### Aim
Copy each of the entries below faithfully, setting aside any pictures.

### Rows
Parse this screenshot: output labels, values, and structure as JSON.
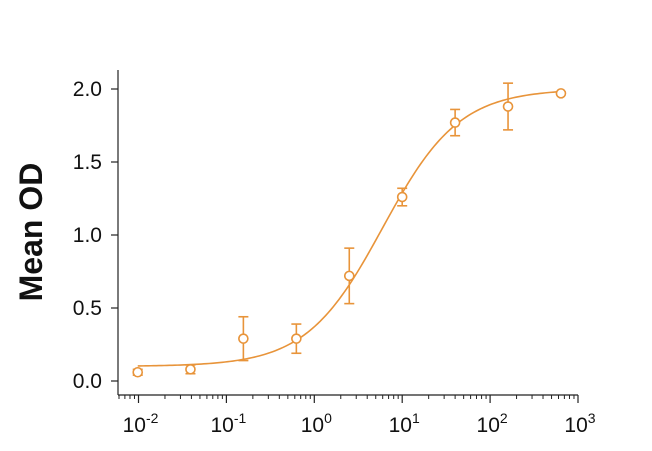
{
  "chart_data": {
    "type": "scatter",
    "title": "",
    "xlabel": "",
    "ylabel": "Mean OD",
    "x_scale": "log",
    "xlim": [
      0.006,
      1000
    ],
    "ylim": [
      0,
      2.0
    ],
    "x_ticks": [
      {
        "base": "10",
        "exp": "-2",
        "value": 0.01
      },
      {
        "base": "10",
        "exp": "-1",
        "value": 0.1
      },
      {
        "base": "10",
        "exp": "0",
        "value": 1
      },
      {
        "base": "10",
        "exp": "1",
        "value": 10
      },
      {
        "base": "10",
        "exp": "2",
        "value": 100
      },
      {
        "base": "10",
        "exp": "3",
        "value": 1000
      }
    ],
    "y_ticks": [
      "0.0",
      "0.5",
      "1.0",
      "1.5",
      "2.0"
    ],
    "grid": false,
    "legend": "none",
    "color": "#E8943A",
    "points": [
      {
        "x": 0.0098,
        "y": 0.06,
        "err": 0.02
      },
      {
        "x": 0.039,
        "y": 0.08,
        "err": 0.03
      },
      {
        "x": 0.156,
        "y": 0.29,
        "err": 0.15
      },
      {
        "x": 0.625,
        "y": 0.29,
        "err": 0.1
      },
      {
        "x": 2.5,
        "y": 0.72,
        "err": 0.19
      },
      {
        "x": 10,
        "y": 1.26,
        "err": 0.06
      },
      {
        "x": 40,
        "y": 1.77,
        "err": 0.09
      },
      {
        "x": 160,
        "y": 1.88,
        "err": 0.16
      },
      {
        "x": 640,
        "y": 1.97,
        "err": 0
      }
    ],
    "fit": {
      "model": "4PL",
      "bottom": 0.1,
      "top": 2.0,
      "ec50": 6,
      "hill": 1
    }
  }
}
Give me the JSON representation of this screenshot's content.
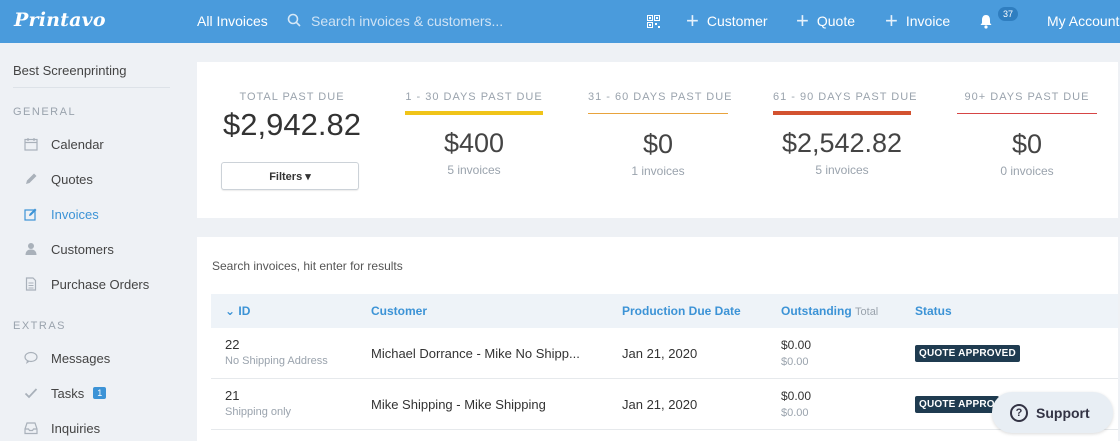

### Correct response
Parse this screenshot: output labels, values, and structure as JSON.
{
  "chart_data": {
    "type": "scatter",
    "title": "",
    "xlabel": "",
    "ylabel": "Mean OD",
    "x_scale": "log",
    "xlim": [
      0.006,
      1000
    ],
    "ylim": [
      0,
      2.0
    ],
    "x_ticks": [
      {
        "base": "10",
        "exp": "-2",
        "value": 0.01
      },
      {
        "base": "10",
        "exp": "-1",
        "value": 0.1
      },
      {
        "base": "10",
        "exp": "0",
        "value": 1
      },
      {
        "base": "10",
        "exp": "1",
        "value": 10
      },
      {
        "base": "10",
        "exp": "2",
        "value": 100
      },
      {
        "base": "10",
        "exp": "3",
        "value": 1000
      }
    ],
    "y_ticks": [
      "0.0",
      "0.5",
      "1.0",
      "1.5",
      "2.0"
    ],
    "grid": false,
    "legend": "none",
    "color": "#E8943A",
    "points": [
      {
        "x": 0.0098,
        "y": 0.06,
        "err": 0.02
      },
      {
        "x": 0.039,
        "y": 0.08,
        "err": 0.03
      },
      {
        "x": 0.156,
        "y": 0.29,
        "err": 0.15
      },
      {
        "x": 0.625,
        "y": 0.29,
        "err": 0.1
      },
      {
        "x": 2.5,
        "y": 0.72,
        "err": 0.19
      },
      {
        "x": 10,
        "y": 1.26,
        "err": 0.06
      },
      {
        "x": 40,
        "y": 1.77,
        "err": 0.09
      },
      {
        "x": 160,
        "y": 1.88,
        "err": 0.16
      },
      {
        "x": 640,
        "y": 1.97,
        "err": 0
      }
    ],
    "fit": {
      "model": "4PL",
      "bottom": 0.1,
      "top": 2.0,
      "ec50": 6,
      "hill": 1
    }
  }
}
Give me the JSON representation of this screenshot's content.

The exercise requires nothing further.